===== Material for this task

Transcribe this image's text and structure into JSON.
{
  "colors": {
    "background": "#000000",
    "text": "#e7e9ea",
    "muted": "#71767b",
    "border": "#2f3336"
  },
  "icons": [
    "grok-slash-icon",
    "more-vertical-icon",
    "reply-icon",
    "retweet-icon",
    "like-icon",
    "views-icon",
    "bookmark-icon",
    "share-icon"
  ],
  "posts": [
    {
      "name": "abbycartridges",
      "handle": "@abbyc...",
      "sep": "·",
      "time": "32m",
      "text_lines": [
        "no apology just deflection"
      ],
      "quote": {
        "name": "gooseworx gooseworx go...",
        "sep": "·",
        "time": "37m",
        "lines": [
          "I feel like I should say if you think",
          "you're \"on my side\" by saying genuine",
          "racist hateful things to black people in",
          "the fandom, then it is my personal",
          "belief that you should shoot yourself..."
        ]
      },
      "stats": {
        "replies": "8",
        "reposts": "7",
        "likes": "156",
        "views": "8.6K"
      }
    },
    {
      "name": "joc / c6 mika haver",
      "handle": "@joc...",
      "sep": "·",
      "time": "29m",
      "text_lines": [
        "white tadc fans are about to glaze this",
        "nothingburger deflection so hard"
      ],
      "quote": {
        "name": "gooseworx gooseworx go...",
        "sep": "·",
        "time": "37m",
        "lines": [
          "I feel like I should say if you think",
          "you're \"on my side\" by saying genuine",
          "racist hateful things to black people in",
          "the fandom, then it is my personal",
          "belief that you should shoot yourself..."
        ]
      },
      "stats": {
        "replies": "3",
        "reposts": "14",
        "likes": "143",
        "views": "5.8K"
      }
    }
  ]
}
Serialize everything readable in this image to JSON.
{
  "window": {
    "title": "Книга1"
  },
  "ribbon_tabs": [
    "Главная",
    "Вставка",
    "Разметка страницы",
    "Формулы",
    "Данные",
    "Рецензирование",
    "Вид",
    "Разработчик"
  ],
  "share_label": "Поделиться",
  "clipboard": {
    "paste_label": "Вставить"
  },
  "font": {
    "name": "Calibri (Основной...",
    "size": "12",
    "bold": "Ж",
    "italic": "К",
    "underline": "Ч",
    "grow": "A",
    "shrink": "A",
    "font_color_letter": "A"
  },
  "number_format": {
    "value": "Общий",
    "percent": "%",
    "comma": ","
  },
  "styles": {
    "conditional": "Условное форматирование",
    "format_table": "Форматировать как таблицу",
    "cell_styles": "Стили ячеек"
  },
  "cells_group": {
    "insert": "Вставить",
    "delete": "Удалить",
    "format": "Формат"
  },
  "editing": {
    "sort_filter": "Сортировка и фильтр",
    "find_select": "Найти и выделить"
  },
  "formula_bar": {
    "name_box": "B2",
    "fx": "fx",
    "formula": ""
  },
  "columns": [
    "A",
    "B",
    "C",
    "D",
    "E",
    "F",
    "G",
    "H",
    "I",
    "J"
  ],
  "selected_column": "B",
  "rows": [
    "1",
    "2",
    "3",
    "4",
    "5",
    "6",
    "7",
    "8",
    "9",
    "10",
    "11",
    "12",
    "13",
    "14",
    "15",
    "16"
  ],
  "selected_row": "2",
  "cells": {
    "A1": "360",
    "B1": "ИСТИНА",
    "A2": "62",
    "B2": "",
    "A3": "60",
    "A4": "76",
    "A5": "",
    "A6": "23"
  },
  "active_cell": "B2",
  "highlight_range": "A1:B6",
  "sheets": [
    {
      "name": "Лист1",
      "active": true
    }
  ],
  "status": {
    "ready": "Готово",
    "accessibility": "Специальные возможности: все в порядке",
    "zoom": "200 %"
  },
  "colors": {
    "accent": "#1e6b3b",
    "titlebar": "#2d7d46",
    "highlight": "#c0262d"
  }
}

==========

(Written exercise):
The entries above must be returned in full, exactly as shown.

(Output of the exercise):
Transcribe this image's text and structure into JSON.
{
  "colors": {
    "background": "#000000",
    "text": "#e7e9ea",
    "muted": "#71767b",
    "border": "#2f3336"
  },
  "icons": [
    "grok-slash-icon",
    "more-vertical-icon",
    "reply-icon",
    "retweet-icon",
    "like-icon",
    "views-icon",
    "bookmark-icon",
    "share-icon"
  ],
  "posts": [
    {
      "name": "abbycartridges",
      "handle": "@abbyc...",
      "sep": "·",
      "time": "32m",
      "text_lines": [
        "no apology just deflection"
      ],
      "quote": {
        "name": "gooseworx gooseworx go...",
        "sep": "·",
        "time": "37m",
        "lines": [
          "I feel like I should say if you think",
          "you're \"on my side\" by saying genuine",
          "racist hateful things to black people in",
          "the fandom, then it is my personal",
          "belief that you should shoot yourself..."
        ]
      },
      "stats": {
        "replies": "8",
        "reposts": "7",
        "likes": "156",
        "views": "8.6K"
      }
    },
    {
      "name": "joc / c6 mika haver",
      "handle": "@joc...",
      "sep": "·",
      "time": "29m",
      "text_lines": [
        "white tadc fans are about to glaze this",
        "nothingburger deflection so hard"
      ],
      "quote": {
        "name": "gooseworx gooseworx go...",
        "sep": "·",
        "time": "37m",
        "lines": [
          "I feel like I should say if you think",
          "you're \"on my side\" by saying genuine",
          "racist hateful things to black people in",
          "the fandom, then it is my personal",
          "belief that you should shoot yourself..."
        ]
      },
      "stats": {
        "replies": "3",
        "reposts": "14",
        "likes": "143",
        "views": "5.8K"
      }
    }
  ]
}
Serialize everything readable in this image to JSON.
{
  "window": {
    "title": "Книга1"
  },
  "ribbon_tabs": [
    "Главная",
    "Вставка",
    "Разметка страницы",
    "Формулы",
    "Данные",
    "Рецензирование",
    "Вид",
    "Разработчик"
  ],
  "share_label": "Поделиться",
  "clipboard": {
    "paste_label": "Вставить"
  },
  "font": {
    "name": "Calibri (Основной...",
    "size": "12",
    "bold": "Ж",
    "italic": "К",
    "underline": "Ч",
    "grow": "A",
    "shrink": "A",
    "font_color_letter": "A"
  },
  "number_format": {
    "value": "Общий",
    "percent": "%",
    "comma": ","
  },
  "styles": {
    "conditional": "Условное форматирование",
    "format_table": "Форматировать как таблицу",
    "cell_styles": "Стили ячеек"
  },
  "cells_group": {
    "insert": "Вставить",
    "delete": "Удалить",
    "format": "Формат"
  },
  "editing": {
    "sort_filter": "Сортировка и фильтр",
    "find_select": "Найти и выделить"
  },
  "formula_bar": {
    "name_box": "B2",
    "fx": "fx",
    "formula": ""
  },
  "columns": [
    "A",
    "B",
    "C",
    "D",
    "E",
    "F",
    "G",
    "H",
    "I",
    "J"
  ],
  "selected_column": "B",
  "rows": [
    "1",
    "2",
    "3",
    "4",
    "5",
    "6",
    "7",
    "8",
    "9",
    "10",
    "11",
    "12",
    "13",
    "14",
    "15",
    "16"
  ],
  "selected_row": "2",
  "cells": {
    "A1": "360",
    "B1": "ИСТИНА",
    "A2": "62",
    "B2": "",
    "A3": "60",
    "A4": "76",
    "A5": "",
    "A6": "23"
  },
  "active_cell": "B2",
  "highlight_range": "A1:B6",
  "sheets": [
    {
      "name": "Лист1",
      "active": true
    }
  ],
  "status": {
    "ready": "Готово",
    "accessibility": "Специальные возможности: все в порядке",
    "zoom": "200 %"
  },
  "colors": {
    "accent": "#1e6b3b",
    "titlebar": "#2d7d46",
    "highlight": "#c0262d"
  }
}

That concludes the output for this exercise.